→ **WHAT THE TASK ASKS**
Give the listing again exactly, omitting its images.

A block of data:
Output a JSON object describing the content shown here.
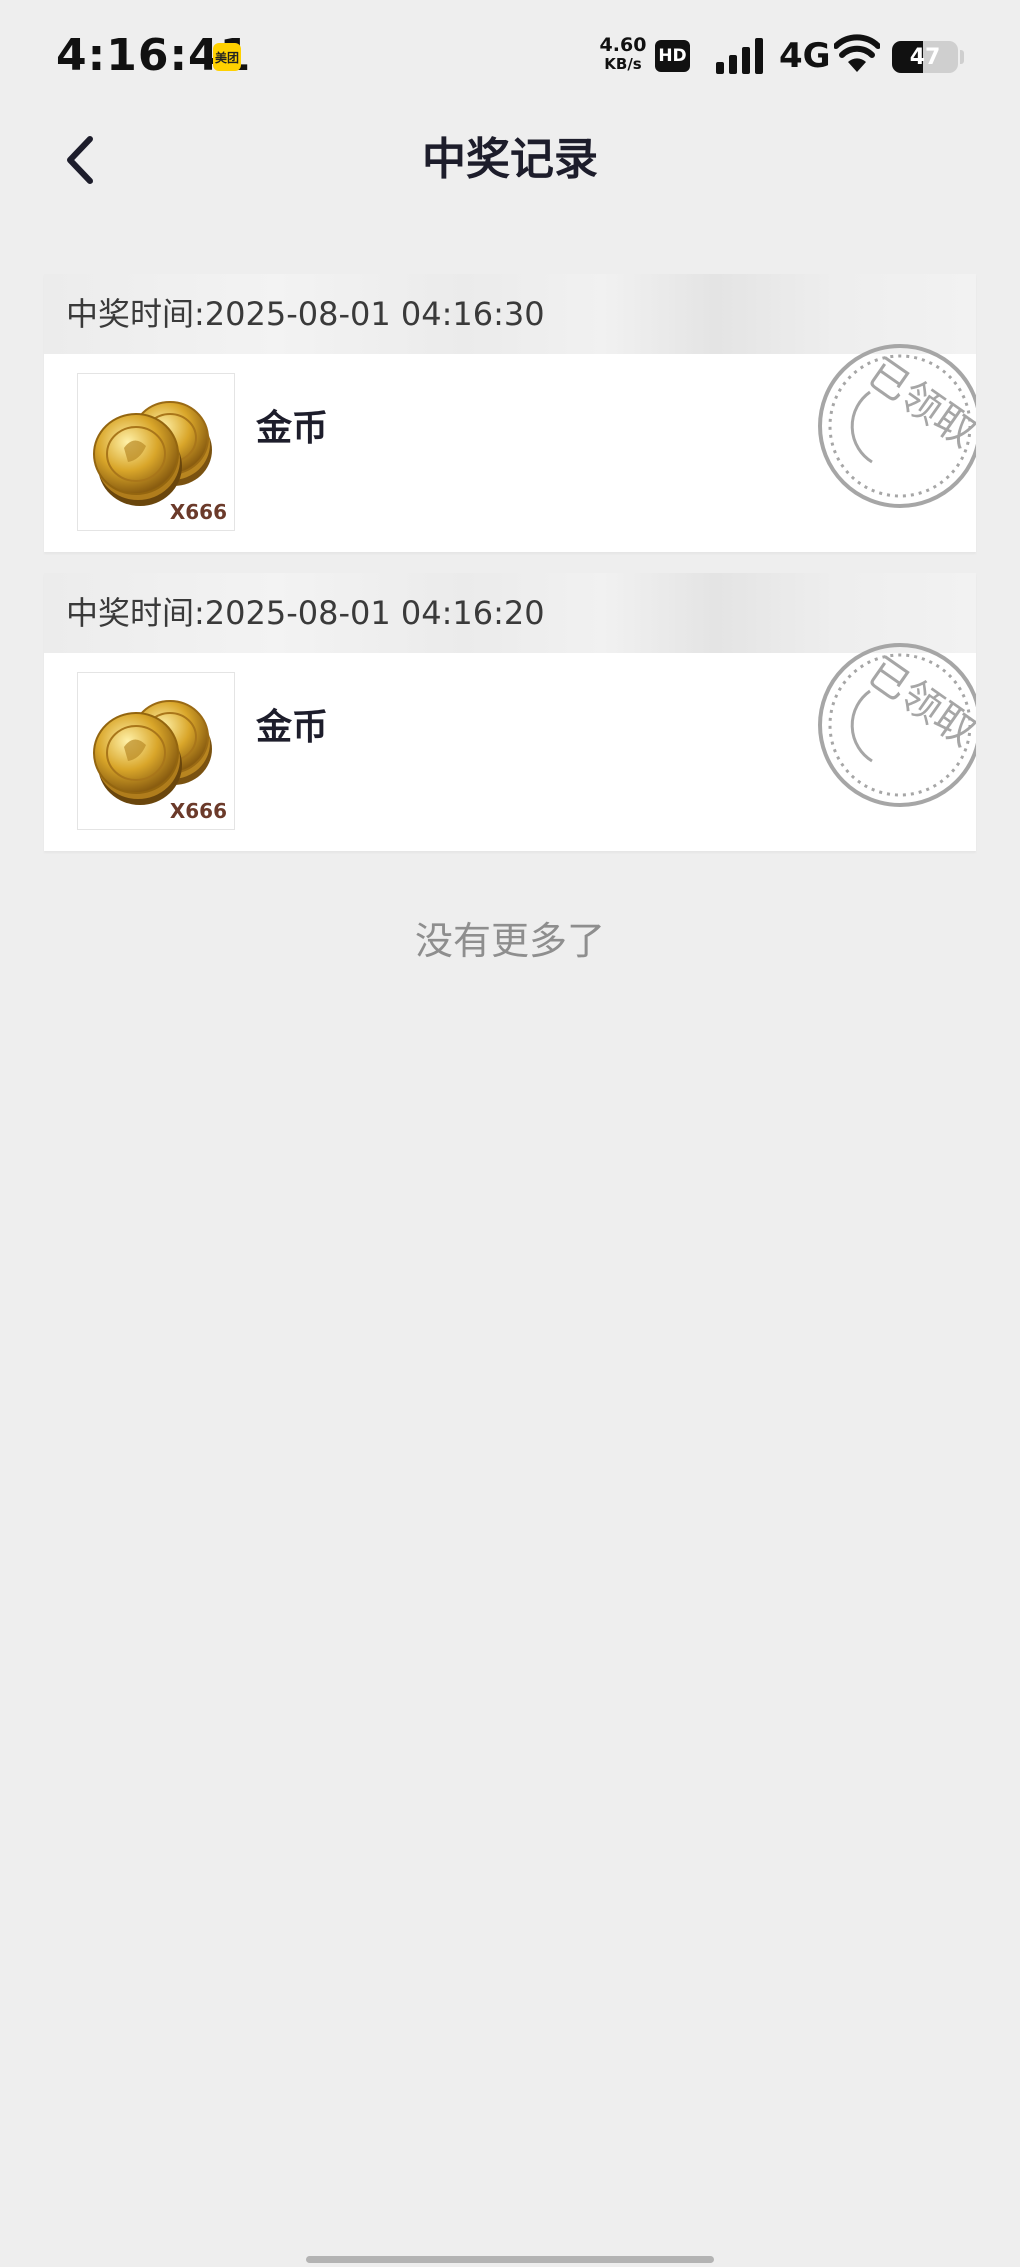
{
  "status_bar": {
    "time": "4:16:41",
    "app_badge": "美团",
    "net_speed_value": "4.60",
    "net_speed_unit": "KB/s",
    "hd_label": "HD",
    "network_type": "4G",
    "battery_level": "47",
    "battery_fraction": 0.47
  },
  "header": {
    "title": "中奖记录"
  },
  "records": [
    {
      "time_text": "中奖时间:2025-08-01 04:16:30",
      "prize_name": "金币",
      "quantity": "X666",
      "stamp": "已领取"
    },
    {
      "time_text": "中奖时间:2025-08-01 04:16:20",
      "prize_name": "金币",
      "quantity": "X666",
      "stamp": "已领取"
    }
  ],
  "footer": {
    "no_more_text": "没有更多了"
  },
  "colors": {
    "background": "#eeeeee",
    "card": "#ffffff",
    "title_text": "#1d1d2b",
    "stamp_gray": "#a6a6a6",
    "coin_gold": "#d9a62a"
  }
}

→ **WORKED SOLUTION**
Output a JSON object describing the content shown here.
{
  "status_bar": {
    "time": "4:16:41",
    "app_badge": "美团",
    "net_speed_value": "4.60",
    "net_speed_unit": "KB/s",
    "hd_label": "HD",
    "network_type": "4G",
    "battery_level": "47",
    "battery_fraction": 0.47
  },
  "header": {
    "title": "中奖记录"
  },
  "records": [
    {
      "time_text": "中奖时间:2025-08-01 04:16:30",
      "prize_name": "金币",
      "quantity": "X666",
      "stamp": "已领取"
    },
    {
      "time_text": "中奖时间:2025-08-01 04:16:20",
      "prize_name": "金币",
      "quantity": "X666",
      "stamp": "已领取"
    }
  ],
  "footer": {
    "no_more_text": "没有更多了"
  },
  "colors": {
    "background": "#eeeeee",
    "card": "#ffffff",
    "title_text": "#1d1d2b",
    "stamp_gray": "#a6a6a6",
    "coin_gold": "#d9a62a"
  }
}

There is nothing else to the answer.